* Requirement:
State only the number of lines that include "Slope".

-- START OF Listed records --

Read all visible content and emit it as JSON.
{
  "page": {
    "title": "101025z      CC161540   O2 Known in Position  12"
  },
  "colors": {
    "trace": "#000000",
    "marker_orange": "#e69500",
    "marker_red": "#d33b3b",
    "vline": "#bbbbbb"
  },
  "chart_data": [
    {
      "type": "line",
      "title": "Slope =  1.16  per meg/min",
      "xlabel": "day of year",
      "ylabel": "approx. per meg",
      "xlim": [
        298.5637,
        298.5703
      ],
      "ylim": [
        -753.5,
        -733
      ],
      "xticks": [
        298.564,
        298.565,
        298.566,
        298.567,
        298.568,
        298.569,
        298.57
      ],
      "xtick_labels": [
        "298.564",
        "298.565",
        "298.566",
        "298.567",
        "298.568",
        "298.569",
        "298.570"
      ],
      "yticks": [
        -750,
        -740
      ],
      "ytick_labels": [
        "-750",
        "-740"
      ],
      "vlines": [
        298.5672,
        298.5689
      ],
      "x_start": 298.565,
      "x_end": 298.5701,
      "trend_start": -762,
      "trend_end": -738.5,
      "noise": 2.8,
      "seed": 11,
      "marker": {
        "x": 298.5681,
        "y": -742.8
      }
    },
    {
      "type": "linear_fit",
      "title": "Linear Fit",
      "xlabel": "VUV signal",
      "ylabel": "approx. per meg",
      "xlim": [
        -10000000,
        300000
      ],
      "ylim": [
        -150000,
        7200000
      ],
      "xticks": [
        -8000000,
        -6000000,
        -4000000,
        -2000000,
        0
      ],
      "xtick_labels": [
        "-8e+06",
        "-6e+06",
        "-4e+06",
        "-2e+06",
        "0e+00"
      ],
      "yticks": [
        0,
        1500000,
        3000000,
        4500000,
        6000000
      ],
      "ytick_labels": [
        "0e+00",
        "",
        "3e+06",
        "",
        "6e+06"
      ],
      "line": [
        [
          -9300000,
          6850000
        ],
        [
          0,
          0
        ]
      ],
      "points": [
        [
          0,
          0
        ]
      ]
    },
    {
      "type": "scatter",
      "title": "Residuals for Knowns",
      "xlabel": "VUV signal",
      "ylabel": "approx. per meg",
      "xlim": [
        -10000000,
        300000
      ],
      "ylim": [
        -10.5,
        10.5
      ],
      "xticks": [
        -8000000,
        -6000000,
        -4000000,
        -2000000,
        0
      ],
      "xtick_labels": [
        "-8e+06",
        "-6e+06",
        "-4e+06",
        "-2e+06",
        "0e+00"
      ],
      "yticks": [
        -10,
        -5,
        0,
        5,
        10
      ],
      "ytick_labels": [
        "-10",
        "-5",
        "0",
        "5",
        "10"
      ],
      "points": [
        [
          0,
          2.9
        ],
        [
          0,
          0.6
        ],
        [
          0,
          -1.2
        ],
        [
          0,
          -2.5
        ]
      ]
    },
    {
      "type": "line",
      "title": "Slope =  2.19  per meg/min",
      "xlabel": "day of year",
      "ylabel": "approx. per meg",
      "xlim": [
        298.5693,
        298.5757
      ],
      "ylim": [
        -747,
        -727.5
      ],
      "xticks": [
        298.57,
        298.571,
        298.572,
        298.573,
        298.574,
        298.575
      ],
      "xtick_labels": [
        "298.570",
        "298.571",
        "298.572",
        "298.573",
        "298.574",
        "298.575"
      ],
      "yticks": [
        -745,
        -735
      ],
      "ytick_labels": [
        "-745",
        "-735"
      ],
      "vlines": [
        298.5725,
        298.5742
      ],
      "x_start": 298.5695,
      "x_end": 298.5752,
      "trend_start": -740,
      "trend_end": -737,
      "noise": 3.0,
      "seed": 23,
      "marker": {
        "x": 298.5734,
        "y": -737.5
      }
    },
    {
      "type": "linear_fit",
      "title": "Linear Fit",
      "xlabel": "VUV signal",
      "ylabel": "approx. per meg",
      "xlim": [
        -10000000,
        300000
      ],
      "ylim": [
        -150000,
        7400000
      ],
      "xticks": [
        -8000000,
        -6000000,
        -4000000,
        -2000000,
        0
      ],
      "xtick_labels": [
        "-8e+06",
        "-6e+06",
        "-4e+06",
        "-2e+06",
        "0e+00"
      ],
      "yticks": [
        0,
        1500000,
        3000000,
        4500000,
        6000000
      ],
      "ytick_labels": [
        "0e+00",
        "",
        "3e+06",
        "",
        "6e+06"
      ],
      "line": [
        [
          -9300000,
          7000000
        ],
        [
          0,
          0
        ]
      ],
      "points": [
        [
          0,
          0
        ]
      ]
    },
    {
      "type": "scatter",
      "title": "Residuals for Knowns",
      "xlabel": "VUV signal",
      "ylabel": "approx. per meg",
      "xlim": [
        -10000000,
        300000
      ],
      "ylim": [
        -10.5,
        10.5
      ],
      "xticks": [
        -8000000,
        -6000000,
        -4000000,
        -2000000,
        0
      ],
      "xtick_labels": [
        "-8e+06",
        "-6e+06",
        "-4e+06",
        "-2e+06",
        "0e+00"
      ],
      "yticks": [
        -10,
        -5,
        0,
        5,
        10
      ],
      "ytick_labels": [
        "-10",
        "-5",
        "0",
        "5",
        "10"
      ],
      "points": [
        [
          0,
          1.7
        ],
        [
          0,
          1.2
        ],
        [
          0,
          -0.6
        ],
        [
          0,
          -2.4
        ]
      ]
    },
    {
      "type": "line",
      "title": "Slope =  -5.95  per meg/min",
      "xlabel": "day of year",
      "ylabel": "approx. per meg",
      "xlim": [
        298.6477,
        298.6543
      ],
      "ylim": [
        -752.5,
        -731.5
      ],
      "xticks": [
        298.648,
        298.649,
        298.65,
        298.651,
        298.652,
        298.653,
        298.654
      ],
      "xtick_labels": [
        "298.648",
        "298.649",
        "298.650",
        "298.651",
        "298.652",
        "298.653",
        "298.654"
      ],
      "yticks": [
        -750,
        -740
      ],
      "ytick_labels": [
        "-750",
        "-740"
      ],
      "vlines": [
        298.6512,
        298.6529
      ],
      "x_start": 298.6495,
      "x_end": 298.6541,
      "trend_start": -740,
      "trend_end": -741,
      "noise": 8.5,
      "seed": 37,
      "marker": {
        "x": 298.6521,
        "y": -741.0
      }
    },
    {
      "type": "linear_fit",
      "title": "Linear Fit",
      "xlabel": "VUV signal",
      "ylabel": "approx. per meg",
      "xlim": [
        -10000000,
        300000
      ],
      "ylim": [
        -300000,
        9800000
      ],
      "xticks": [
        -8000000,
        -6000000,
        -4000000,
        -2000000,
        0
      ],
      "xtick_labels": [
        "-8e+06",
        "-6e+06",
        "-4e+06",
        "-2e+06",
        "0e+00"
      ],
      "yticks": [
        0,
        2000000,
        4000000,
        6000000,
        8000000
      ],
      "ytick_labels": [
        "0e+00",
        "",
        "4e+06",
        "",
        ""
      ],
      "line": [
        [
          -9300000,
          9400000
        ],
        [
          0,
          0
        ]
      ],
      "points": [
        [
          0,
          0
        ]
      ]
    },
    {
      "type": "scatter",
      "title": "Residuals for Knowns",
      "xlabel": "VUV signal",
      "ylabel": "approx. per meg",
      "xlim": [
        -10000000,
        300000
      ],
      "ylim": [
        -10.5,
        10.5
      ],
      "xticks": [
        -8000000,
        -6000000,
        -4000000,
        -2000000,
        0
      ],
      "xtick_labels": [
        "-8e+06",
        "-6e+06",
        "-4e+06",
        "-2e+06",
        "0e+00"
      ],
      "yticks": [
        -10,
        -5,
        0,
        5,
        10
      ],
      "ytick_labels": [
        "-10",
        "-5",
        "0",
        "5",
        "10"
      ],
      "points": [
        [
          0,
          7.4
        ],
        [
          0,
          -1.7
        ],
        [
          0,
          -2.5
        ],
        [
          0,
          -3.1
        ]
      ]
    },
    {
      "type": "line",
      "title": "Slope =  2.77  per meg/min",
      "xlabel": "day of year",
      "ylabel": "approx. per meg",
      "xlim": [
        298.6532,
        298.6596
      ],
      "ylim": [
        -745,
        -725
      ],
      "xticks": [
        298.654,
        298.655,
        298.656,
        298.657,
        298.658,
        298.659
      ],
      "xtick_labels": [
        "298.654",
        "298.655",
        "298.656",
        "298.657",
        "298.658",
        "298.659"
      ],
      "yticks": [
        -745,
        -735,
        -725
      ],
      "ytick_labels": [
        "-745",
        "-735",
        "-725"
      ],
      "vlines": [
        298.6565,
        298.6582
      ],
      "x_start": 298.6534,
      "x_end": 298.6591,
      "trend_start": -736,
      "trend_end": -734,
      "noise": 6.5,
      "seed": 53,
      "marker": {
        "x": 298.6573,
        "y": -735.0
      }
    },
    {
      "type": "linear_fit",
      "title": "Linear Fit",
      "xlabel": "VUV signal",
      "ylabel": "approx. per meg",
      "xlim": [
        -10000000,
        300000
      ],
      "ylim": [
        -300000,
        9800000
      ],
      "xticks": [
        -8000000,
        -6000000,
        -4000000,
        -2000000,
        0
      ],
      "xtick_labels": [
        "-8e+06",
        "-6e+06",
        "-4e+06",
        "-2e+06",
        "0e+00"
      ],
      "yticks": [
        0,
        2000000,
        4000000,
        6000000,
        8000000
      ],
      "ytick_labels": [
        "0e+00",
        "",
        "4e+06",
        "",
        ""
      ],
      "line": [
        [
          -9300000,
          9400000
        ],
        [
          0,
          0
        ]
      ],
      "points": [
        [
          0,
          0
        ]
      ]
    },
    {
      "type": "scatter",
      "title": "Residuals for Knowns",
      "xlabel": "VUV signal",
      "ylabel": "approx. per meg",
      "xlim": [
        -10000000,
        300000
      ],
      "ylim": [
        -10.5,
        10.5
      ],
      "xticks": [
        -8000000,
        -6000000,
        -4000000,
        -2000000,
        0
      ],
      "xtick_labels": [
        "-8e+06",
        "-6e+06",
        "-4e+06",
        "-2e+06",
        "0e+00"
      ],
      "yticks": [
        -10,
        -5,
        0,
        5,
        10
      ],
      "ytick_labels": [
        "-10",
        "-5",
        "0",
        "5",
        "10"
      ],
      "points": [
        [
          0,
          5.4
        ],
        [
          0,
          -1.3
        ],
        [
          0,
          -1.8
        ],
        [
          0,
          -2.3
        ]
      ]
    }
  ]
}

-- END OF Listed records --

* Exercise response:
4